The exercise:
Scan the entries and tally the lines that include the string "title". Reply with the figure alone.

Stored data:

▶

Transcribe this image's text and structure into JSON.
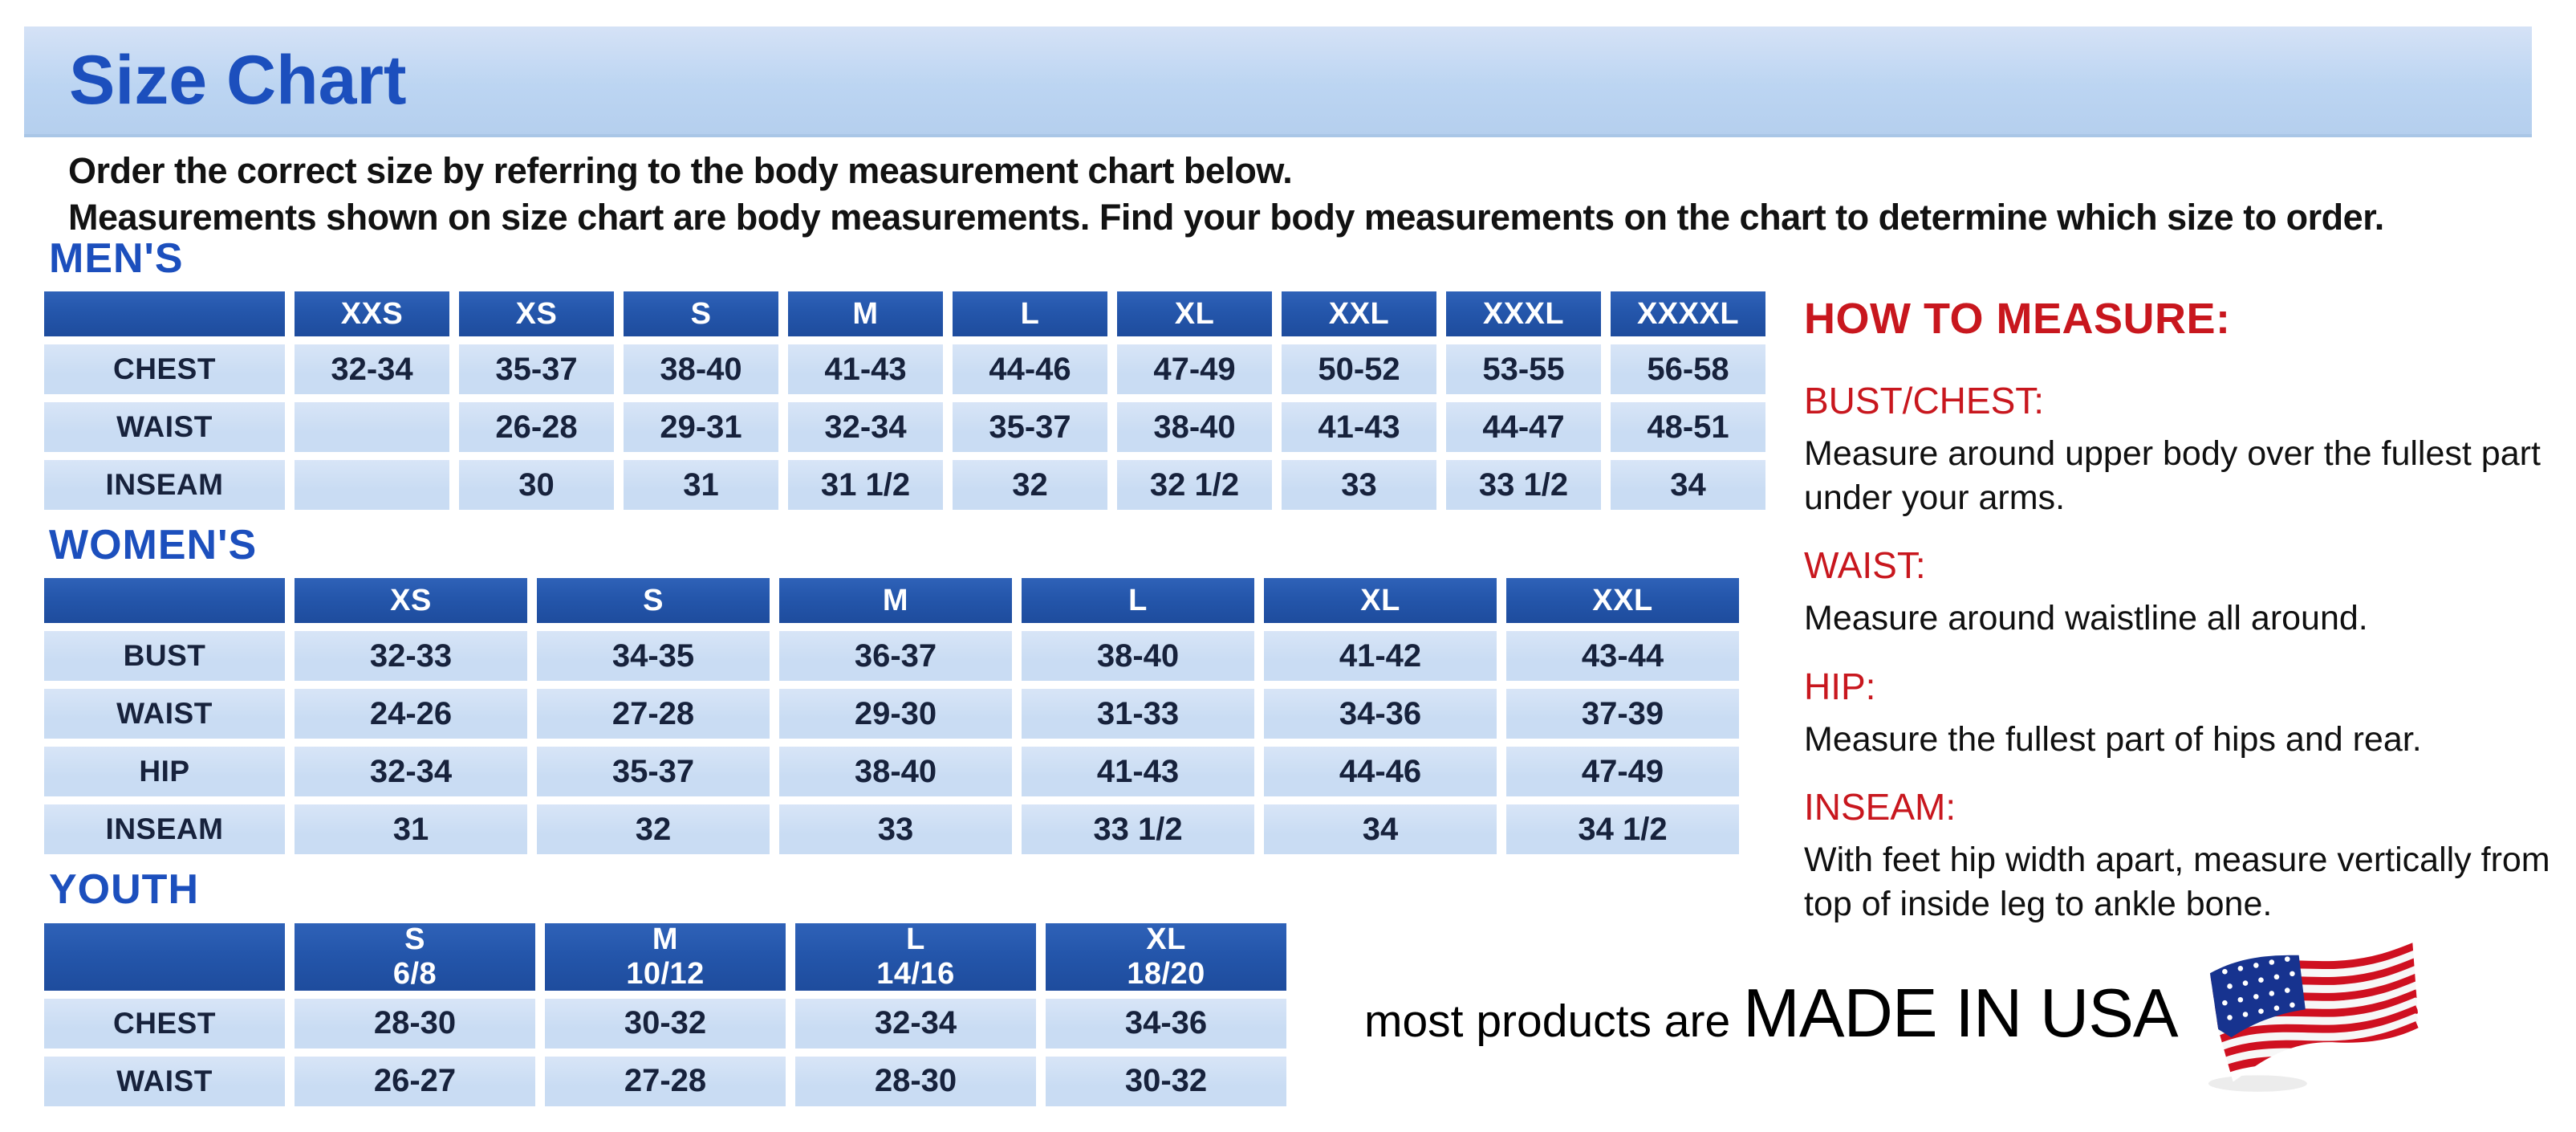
{
  "colors": {
    "accent_blue": "#1c4fbd",
    "header_blue": "#2456ab",
    "cell_blue": "#c9dcf3",
    "heading_red": "#c8171e",
    "flag_red": "#cf1020",
    "flag_blue": "#17338f"
  },
  "banner": {
    "title": "Size Chart"
  },
  "intro": {
    "line1": "Order the correct size by referring to the body measurement chart below.",
    "line2": "Measurements shown on size chart are body measurements.  Find your body measurements on the chart to determine which size to order."
  },
  "tables": [
    {
      "id": "mens",
      "heading": "MEN'S",
      "columns": [
        {
          "size": "XXS",
          "range": ""
        },
        {
          "size": "XS",
          "range": ""
        },
        {
          "size": "S",
          "range": ""
        },
        {
          "size": "M",
          "range": ""
        },
        {
          "size": "L",
          "range": ""
        },
        {
          "size": "XL",
          "range": ""
        },
        {
          "size": "XXL",
          "range": ""
        },
        {
          "size": "XXXL",
          "range": ""
        },
        {
          "size": "XXXXL",
          "range": ""
        }
      ],
      "rows": [
        {
          "label": "CHEST",
          "values": [
            "32-34",
            "35-37",
            "38-40",
            "41-43",
            "44-46",
            "47-49",
            "50-52",
            "53-55",
            "56-58"
          ]
        },
        {
          "label": "WAIST",
          "values": [
            "",
            "26-28",
            "29-31",
            "32-34",
            "35-37",
            "38-40",
            "41-43",
            "44-47",
            "48-51"
          ]
        },
        {
          "label": "INSEAM",
          "values": [
            "",
            "30",
            "31",
            "31 1/2",
            "32",
            "32 1/2",
            "33",
            "33 1/2",
            "34"
          ]
        }
      ]
    },
    {
      "id": "womens",
      "heading": "WOMEN'S",
      "columns": [
        {
          "size": "XS",
          "range": ""
        },
        {
          "size": "S",
          "range": ""
        },
        {
          "size": "M",
          "range": ""
        },
        {
          "size": "L",
          "range": ""
        },
        {
          "size": "XL",
          "range": ""
        },
        {
          "size": "XXL",
          "range": ""
        }
      ],
      "rows": [
        {
          "label": "BUST",
          "values": [
            "32-33",
            "34-35",
            "36-37",
            "38-40",
            "41-42",
            "43-44"
          ]
        },
        {
          "label": "WAIST",
          "values": [
            "24-26",
            "27-28",
            "29-30",
            "31-33",
            "34-36",
            "37-39"
          ]
        },
        {
          "label": "HIP",
          "values": [
            "32-34",
            "35-37",
            "38-40",
            "41-43",
            "44-46",
            "47-49"
          ]
        },
        {
          "label": "INSEAM",
          "values": [
            "31",
            "32",
            "33",
            "33 1/2",
            "34",
            "34 1/2"
          ]
        }
      ]
    },
    {
      "id": "youth",
      "heading": "YOUTH",
      "columns": [
        {
          "size": "S",
          "range": "6/8"
        },
        {
          "size": "M",
          "range": "10/12"
        },
        {
          "size": "L",
          "range": "14/16"
        },
        {
          "size": "XL",
          "range": "18/20"
        }
      ],
      "rows": [
        {
          "label": "CHEST",
          "values": [
            "28-30",
            "30-32",
            "32-34",
            "34-36"
          ]
        },
        {
          "label": "WAIST",
          "values": [
            "26-27",
            "27-28",
            "28-30",
            "30-32"
          ]
        }
      ]
    }
  ],
  "how_to_measure": {
    "heading": "HOW TO MEASURE:",
    "items": [
      {
        "term": "BUST/CHEST:",
        "description": "Measure around upper body over the fullest part under your arms."
      },
      {
        "term": "WAIST:",
        "description": "Measure around waistline all around."
      },
      {
        "term": "HIP:",
        "description": "Measure the fullest part of hips and rear."
      },
      {
        "term": "INSEAM:",
        "description": "With feet hip width apart, measure vertically from top of inside leg to ankle bone."
      }
    ]
  },
  "footer": {
    "made_in_prefix": "most products are ",
    "made_in": "MADE IN USA",
    "flag_icon": "us-flag-icon"
  }
}
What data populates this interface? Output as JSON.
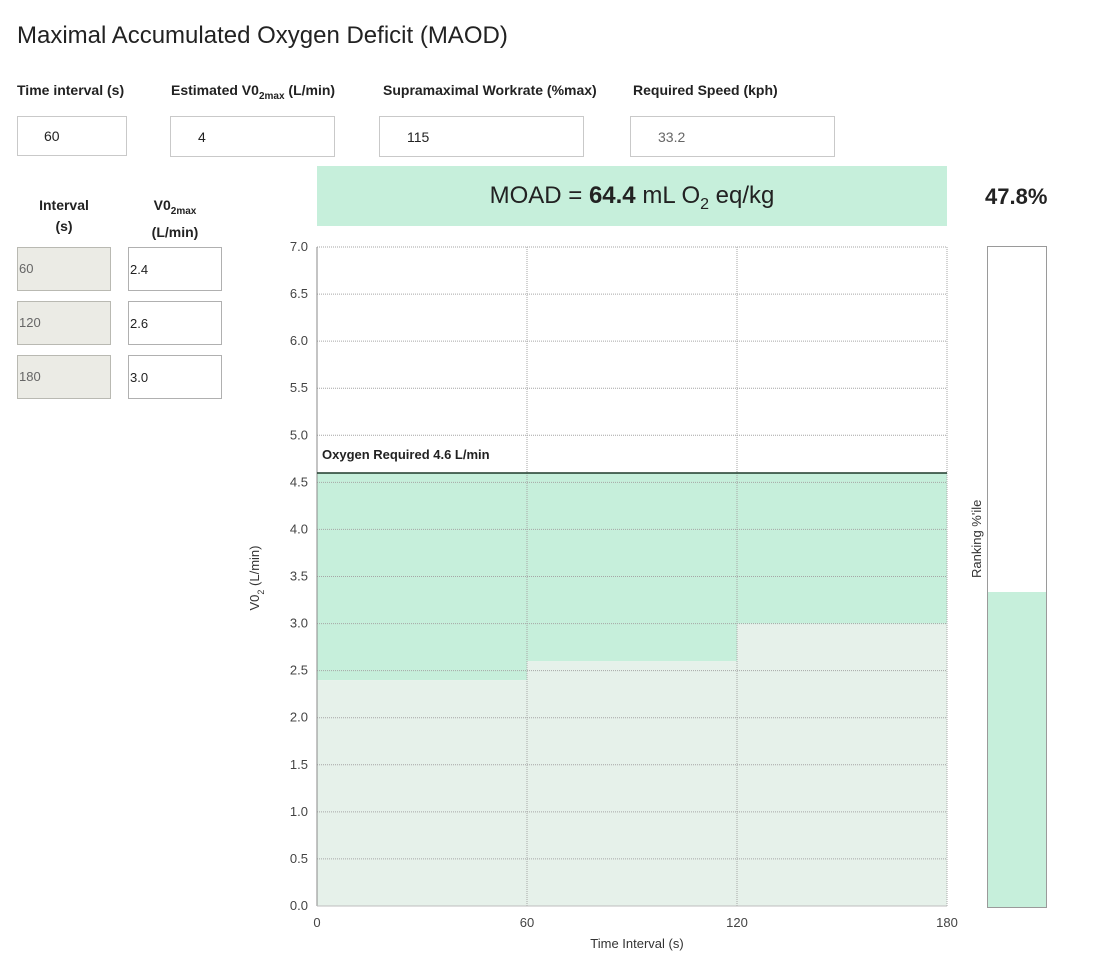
{
  "title": "Maximal Accumulated Oxygen Deficit (MAOD)",
  "inputs": {
    "time_interval": {
      "label": "Time interval (s)",
      "value": "60"
    },
    "vo2max": {
      "label_main": "Estimated V0",
      "label_sub": "2max",
      "label_tail": " (L/min)",
      "value": "4"
    },
    "workrate": {
      "label": "Supramaximal Workrate (%max)",
      "value": "115"
    },
    "speed": {
      "label": "Required Speed (kph)",
      "value": "33.2"
    }
  },
  "table": {
    "interval_header_1": "Interval",
    "interval_header_2": "(s)",
    "vo2_header_main": "V0",
    "vo2_header_sub": "2max",
    "vo2_header_units": "(L/min)",
    "rows": [
      {
        "interval": "60",
        "vo2": "2.4"
      },
      {
        "interval": "120",
        "vo2": "2.6"
      },
      {
        "interval": "180",
        "vo2": "3.0"
      }
    ]
  },
  "result": {
    "prefix": "MOAD = ",
    "value": "64.4",
    "units_main": " mL O",
    "units_sub": "2",
    "units_tail": " eq/kg"
  },
  "ranking": {
    "percent_text": "47.8%",
    "axis_label": "Ranking %'ile",
    "fill_fraction": 0.478,
    "fill_color": "#c6efdb"
  },
  "chart_data": {
    "type": "area",
    "xlabel": "Time Interval (s)",
    "ylabel_main": "V0",
    "ylabel_sub": "2",
    "ylabel_tail": " (L/min)",
    "xlim": [
      0,
      180
    ],
    "ylim": [
      0,
      7.0
    ],
    "x_ticks": [
      "0",
      "60",
      "120",
      "180"
    ],
    "y_ticks": [
      "0.0",
      "0.5",
      "1.0",
      "1.5",
      "2.0",
      "2.5",
      "3.0",
      "3.5",
      "4.0",
      "4.5",
      "5.0",
      "5.5",
      "6.0",
      "6.5",
      "7.0"
    ],
    "required_line": {
      "value": 4.6,
      "label": "Oxygen Required 4.6 L/min"
    },
    "steps": [
      {
        "x0": 0,
        "x1": 60,
        "vo2": 2.4
      },
      {
        "x0": 60,
        "x1": 120,
        "vo2": 2.6
      },
      {
        "x0": 120,
        "x1": 180,
        "vo2": 3.0
      }
    ],
    "grid": true,
    "colors": {
      "deficit": "#c6efdb",
      "uptake": "#e6f1ea",
      "grid": "#a6a6a6",
      "required_line": "#1f3a2b"
    }
  }
}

◀

Written answer:
2